제공된 항목
════

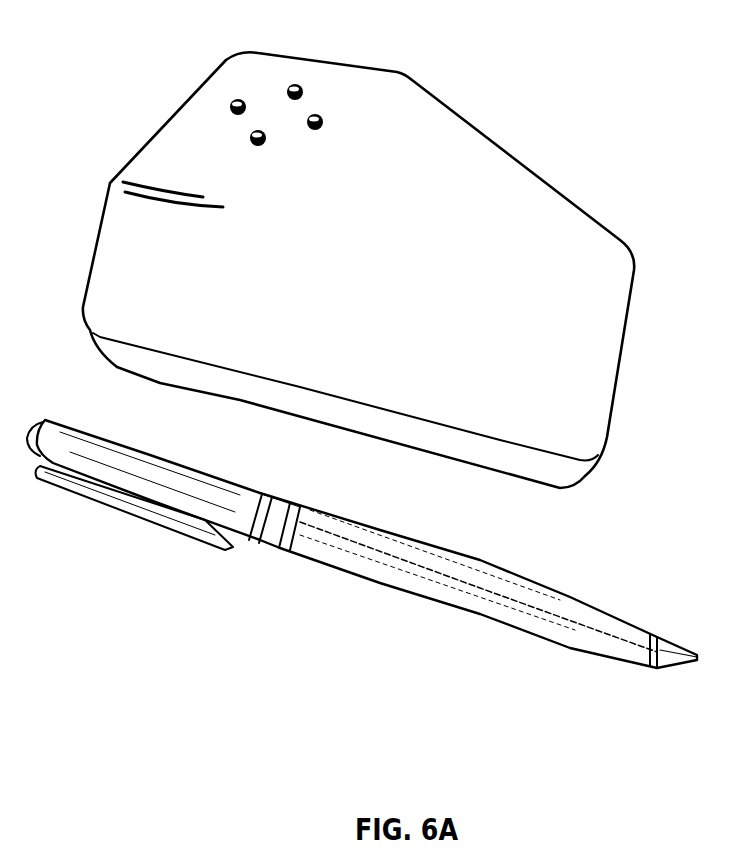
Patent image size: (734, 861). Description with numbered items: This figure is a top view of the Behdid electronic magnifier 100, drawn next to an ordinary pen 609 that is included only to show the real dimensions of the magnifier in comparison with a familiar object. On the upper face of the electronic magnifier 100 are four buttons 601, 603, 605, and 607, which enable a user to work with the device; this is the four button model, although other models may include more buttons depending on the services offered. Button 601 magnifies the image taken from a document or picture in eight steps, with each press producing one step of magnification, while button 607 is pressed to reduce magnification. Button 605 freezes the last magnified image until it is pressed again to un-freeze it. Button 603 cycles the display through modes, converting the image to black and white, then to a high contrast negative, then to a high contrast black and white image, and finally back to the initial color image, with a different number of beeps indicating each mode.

The Behdid electronic magnifier 100 is at (547, 230).
The button 601 is at (230, 100).
The button 603 is at (257, 148).
The button 605 is at (298, 83).
The button 607 is at (327, 135).
The pen 609 is at (573, 605).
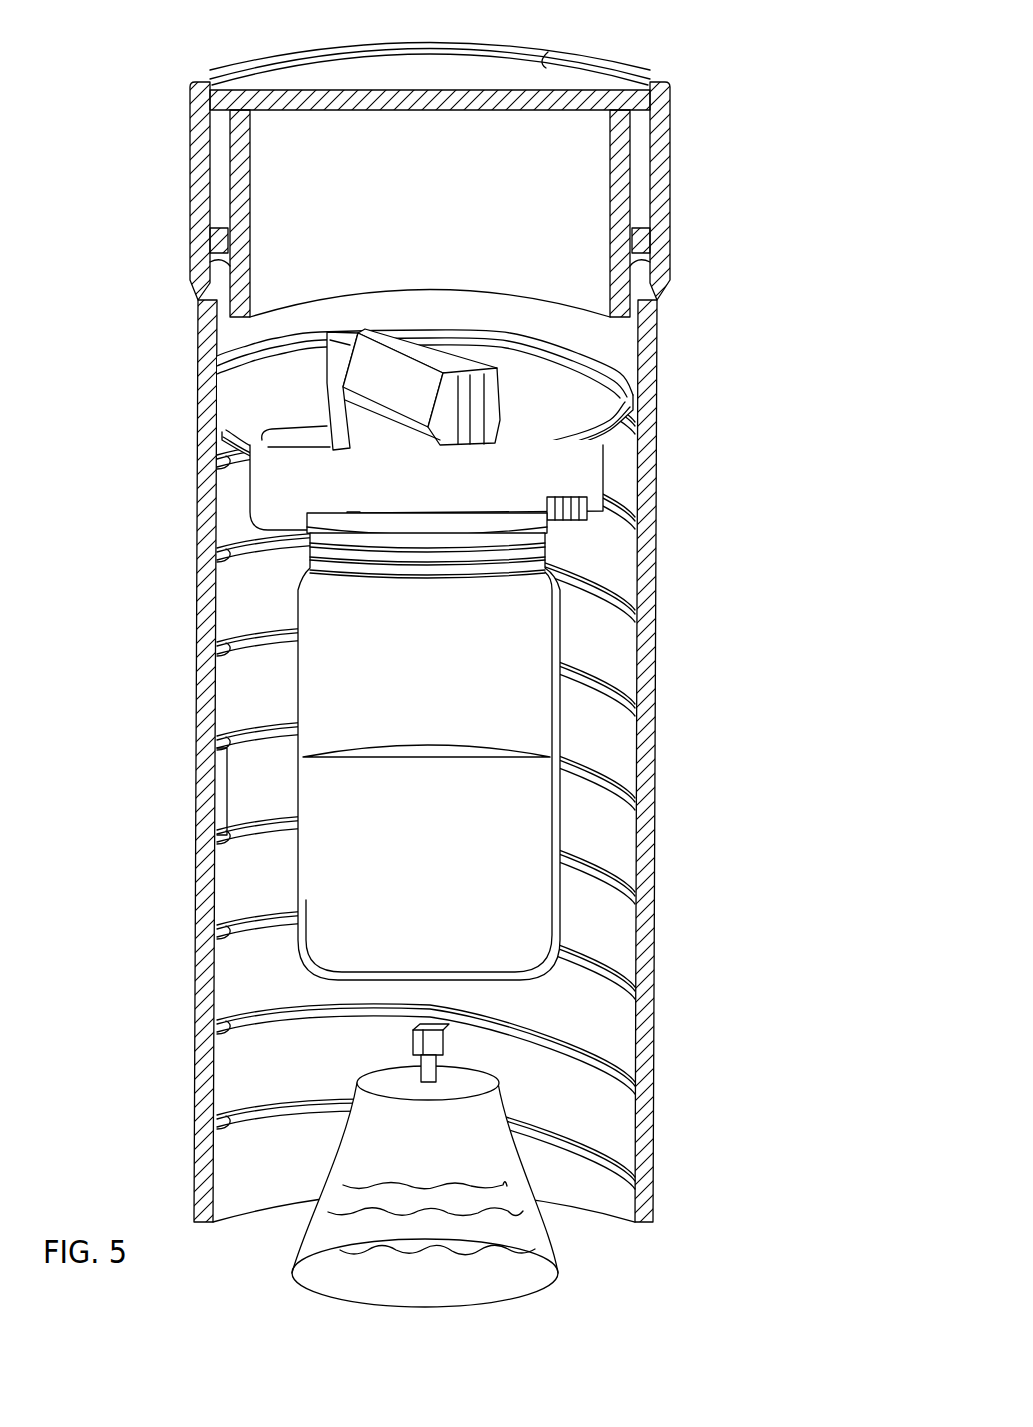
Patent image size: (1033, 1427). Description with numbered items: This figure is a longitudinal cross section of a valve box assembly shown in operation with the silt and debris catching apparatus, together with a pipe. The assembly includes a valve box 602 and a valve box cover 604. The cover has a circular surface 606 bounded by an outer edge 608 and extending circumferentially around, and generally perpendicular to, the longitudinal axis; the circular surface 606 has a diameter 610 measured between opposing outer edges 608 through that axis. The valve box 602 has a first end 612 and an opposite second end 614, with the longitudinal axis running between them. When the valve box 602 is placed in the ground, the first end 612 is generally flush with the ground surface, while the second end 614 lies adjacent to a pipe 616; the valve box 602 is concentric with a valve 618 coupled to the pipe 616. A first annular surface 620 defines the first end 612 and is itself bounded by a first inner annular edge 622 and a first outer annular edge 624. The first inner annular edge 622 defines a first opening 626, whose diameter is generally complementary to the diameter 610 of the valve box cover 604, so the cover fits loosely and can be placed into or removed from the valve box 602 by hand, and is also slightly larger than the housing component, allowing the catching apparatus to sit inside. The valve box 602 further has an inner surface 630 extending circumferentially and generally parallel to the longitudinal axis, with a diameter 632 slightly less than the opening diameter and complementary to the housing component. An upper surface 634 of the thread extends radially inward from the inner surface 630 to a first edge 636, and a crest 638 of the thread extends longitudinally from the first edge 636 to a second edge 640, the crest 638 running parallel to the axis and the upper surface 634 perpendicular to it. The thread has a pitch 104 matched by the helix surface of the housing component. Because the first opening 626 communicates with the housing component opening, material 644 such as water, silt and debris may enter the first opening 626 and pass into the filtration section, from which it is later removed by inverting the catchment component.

The pitch 104 is at (258, 783).
The valve box 602 is at (482, 657).
The valve box cover 604 is at (443, 62).
The circular surface 606 is at (407, 63).
The outer edge 608 is at (268, 60).
The diameter 610 is at (430, 147).
The first end 612 is at (465, 162).
The second end 614 is at (523, 1165).
The pipe 616 is at (320, 1177).
The valve 618 is at (437, 1047).
The first annular surface 620 is at (453, 46).
The first inner annular edge 622 is at (210, 76).
The first outer annular edge 624 is at (192, 82).
The first opening 626 is at (548, 52).
The inner surface 630 is at (451, 324).
The diameter 632 is at (428, 746).
The upper surface 634 is at (213, 540).
The first edge 636 is at (432, 766).
The crest 638 is at (270, 547).
The second edge 640 is at (207, 574).
The material 644 is at (418, 748).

════

과제 안내
위 데이터에서 문자열 "button"이 들어 있는 줄을 모두 추출해 주세요. 대소문자를 구분합니다.

과제 답변
Patent image size: (734, 861). Description with numbered items: This figure is a top view of the Behdid electronic magnifier 100, drawn next to an ordinary pen 609 that is included only to show the real dimensions of the magnifier in comparison with a familiar object. On the upper face of the electronic magnifier 100 are four buttons 601, 603, 605, and 607, which enable a user to work with the device; this is the four button model, although other models may include more buttons depending on the services offered. Button 601 magnifies the image taken from a document or picture in eight steps, with each press producing one step of magnification, while button 607 is pressed to reduce magnification. Button 605 freezes the last magnified image until it is pressed again to un-freeze it. Button 603 cycles the display through modes, converting the image to black and white, then to a high contrast negative, then to a high contrast black and white image, and finally back to the initial color image, with a different number of beeps indicating each mode.
The button 601 is at (230, 100).
The button 603 is at (257, 148).
The button 605 is at (298, 83).
The button 607 is at (327, 135).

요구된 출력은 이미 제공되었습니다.